— Begin Exercise material —

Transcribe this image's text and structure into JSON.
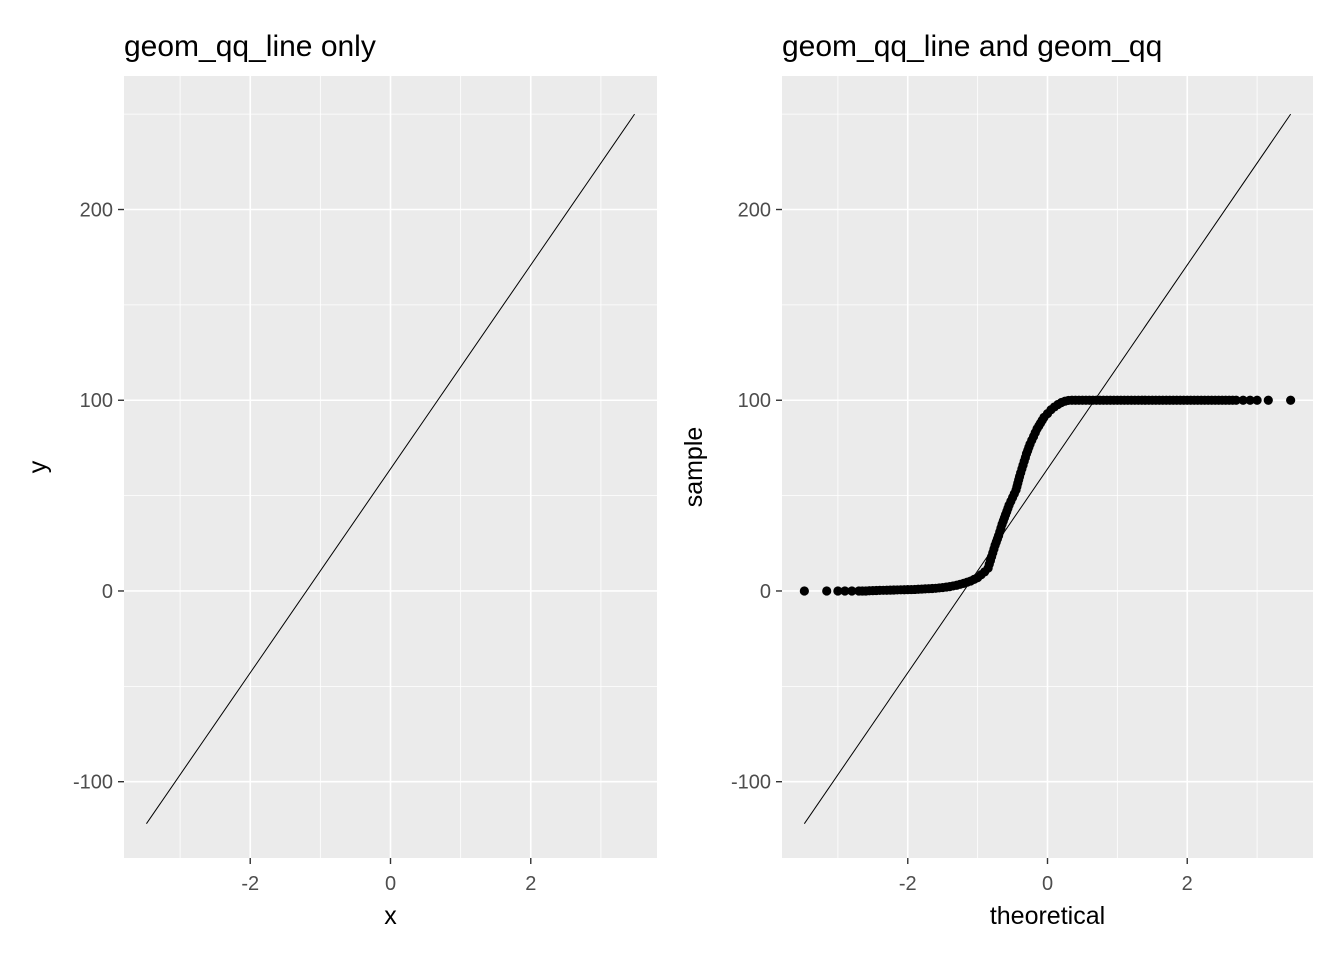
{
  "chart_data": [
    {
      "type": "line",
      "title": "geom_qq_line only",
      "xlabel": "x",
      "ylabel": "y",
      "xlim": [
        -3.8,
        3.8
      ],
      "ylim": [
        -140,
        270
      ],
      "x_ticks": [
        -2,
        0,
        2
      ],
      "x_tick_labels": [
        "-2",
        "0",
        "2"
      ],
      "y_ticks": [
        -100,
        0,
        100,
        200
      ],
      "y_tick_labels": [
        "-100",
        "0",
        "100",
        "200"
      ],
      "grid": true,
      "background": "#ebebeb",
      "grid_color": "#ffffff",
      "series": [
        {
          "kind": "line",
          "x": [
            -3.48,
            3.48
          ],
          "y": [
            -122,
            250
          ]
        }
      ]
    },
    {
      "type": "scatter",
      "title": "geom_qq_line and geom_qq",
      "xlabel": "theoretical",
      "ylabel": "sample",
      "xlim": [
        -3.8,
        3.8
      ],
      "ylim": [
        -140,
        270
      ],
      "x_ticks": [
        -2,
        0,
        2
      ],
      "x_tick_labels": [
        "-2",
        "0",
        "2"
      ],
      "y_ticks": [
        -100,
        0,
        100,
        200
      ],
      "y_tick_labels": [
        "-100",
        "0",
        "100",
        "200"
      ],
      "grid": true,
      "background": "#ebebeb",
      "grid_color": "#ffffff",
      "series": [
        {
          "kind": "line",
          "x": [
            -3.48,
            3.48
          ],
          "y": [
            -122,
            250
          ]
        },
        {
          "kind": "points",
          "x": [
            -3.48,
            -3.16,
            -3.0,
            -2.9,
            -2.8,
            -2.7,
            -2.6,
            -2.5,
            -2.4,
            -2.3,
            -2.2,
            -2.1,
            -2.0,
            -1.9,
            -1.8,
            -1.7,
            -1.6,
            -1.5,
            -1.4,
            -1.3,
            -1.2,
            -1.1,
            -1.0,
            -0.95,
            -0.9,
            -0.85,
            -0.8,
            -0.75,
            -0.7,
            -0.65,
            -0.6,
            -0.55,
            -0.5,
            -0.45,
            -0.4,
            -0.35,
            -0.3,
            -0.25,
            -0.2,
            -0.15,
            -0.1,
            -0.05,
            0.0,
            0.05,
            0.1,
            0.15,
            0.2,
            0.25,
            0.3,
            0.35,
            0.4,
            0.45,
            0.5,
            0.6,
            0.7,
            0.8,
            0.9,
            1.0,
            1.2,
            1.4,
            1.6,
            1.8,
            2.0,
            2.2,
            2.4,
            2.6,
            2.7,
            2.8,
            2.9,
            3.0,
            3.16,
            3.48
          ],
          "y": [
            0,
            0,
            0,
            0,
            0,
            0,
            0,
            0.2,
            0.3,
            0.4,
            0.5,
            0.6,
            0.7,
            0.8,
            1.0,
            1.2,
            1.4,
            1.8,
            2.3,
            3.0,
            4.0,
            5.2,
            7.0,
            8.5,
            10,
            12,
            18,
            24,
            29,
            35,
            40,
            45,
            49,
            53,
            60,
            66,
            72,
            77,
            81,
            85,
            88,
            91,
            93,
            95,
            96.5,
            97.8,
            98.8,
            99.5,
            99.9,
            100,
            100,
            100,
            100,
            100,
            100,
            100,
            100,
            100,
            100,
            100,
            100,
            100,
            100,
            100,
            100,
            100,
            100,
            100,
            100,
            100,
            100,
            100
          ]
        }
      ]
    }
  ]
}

— End Exercise material —

Exercise description –
Pictures are excluded; output everything else in the data verbatim.

Response –
Transcribe this image's text and structure into JSON.
{
  "chart_data": [
    {
      "type": "line",
      "title": "geom_qq_line only",
      "xlabel": "x",
      "ylabel": "y",
      "xlim": [
        -3.8,
        3.8
      ],
      "ylim": [
        -140,
        270
      ],
      "x_ticks": [
        -2,
        0,
        2
      ],
      "x_tick_labels": [
        "-2",
        "0",
        "2"
      ],
      "y_ticks": [
        -100,
        0,
        100,
        200
      ],
      "y_tick_labels": [
        "-100",
        "0",
        "100",
        "200"
      ],
      "grid": true,
      "background": "#ebebeb",
      "grid_color": "#ffffff",
      "series": [
        {
          "kind": "line",
          "x": [
            -3.48,
            3.48
          ],
          "y": [
            -122,
            250
          ]
        }
      ]
    },
    {
      "type": "scatter",
      "title": "geom_qq_line and geom_qq",
      "xlabel": "theoretical",
      "ylabel": "sample",
      "xlim": [
        -3.8,
        3.8
      ],
      "ylim": [
        -140,
        270
      ],
      "x_ticks": [
        -2,
        0,
        2
      ],
      "x_tick_labels": [
        "-2",
        "0",
        "2"
      ],
      "y_ticks": [
        -100,
        0,
        100,
        200
      ],
      "y_tick_labels": [
        "-100",
        "0",
        "100",
        "200"
      ],
      "grid": true,
      "background": "#ebebeb",
      "grid_color": "#ffffff",
      "series": [
        {
          "kind": "line",
          "x": [
            -3.48,
            3.48
          ],
          "y": [
            -122,
            250
          ]
        },
        {
          "kind": "points",
          "x": [
            -3.48,
            -3.16,
            -3.0,
            -2.9,
            -2.8,
            -2.7,
            -2.6,
            -2.5,
            -2.4,
            -2.3,
            -2.2,
            -2.1,
            -2.0,
            -1.9,
            -1.8,
            -1.7,
            -1.6,
            -1.5,
            -1.4,
            -1.3,
            -1.2,
            -1.1,
            -1.0,
            -0.95,
            -0.9,
            -0.85,
            -0.8,
            -0.75,
            -0.7,
            -0.65,
            -0.6,
            -0.55,
            -0.5,
            -0.45,
            -0.4,
            -0.35,
            -0.3,
            -0.25,
            -0.2,
            -0.15,
            -0.1,
            -0.05,
            0.0,
            0.05,
            0.1,
            0.15,
            0.2,
            0.25,
            0.3,
            0.35,
            0.4,
            0.45,
            0.5,
            0.6,
            0.7,
            0.8,
            0.9,
            1.0,
            1.2,
            1.4,
            1.6,
            1.8,
            2.0,
            2.2,
            2.4,
            2.6,
            2.7,
            2.8,
            2.9,
            3.0,
            3.16,
            3.48
          ],
          "y": [
            0,
            0,
            0,
            0,
            0,
            0,
            0,
            0.2,
            0.3,
            0.4,
            0.5,
            0.6,
            0.7,
            0.8,
            1.0,
            1.2,
            1.4,
            1.8,
            2.3,
            3.0,
            4.0,
            5.2,
            7.0,
            8.5,
            10,
            12,
            18,
            24,
            29,
            35,
            40,
            45,
            49,
            53,
            60,
            66,
            72,
            77,
            81,
            85,
            88,
            91,
            93,
            95,
            96.5,
            97.8,
            98.8,
            99.5,
            99.9,
            100,
            100,
            100,
            100,
            100,
            100,
            100,
            100,
            100,
            100,
            100,
            100,
            100,
            100,
            100,
            100,
            100,
            100,
            100,
            100,
            100,
            100,
            100
          ]
        }
      ]
    }
  ]
}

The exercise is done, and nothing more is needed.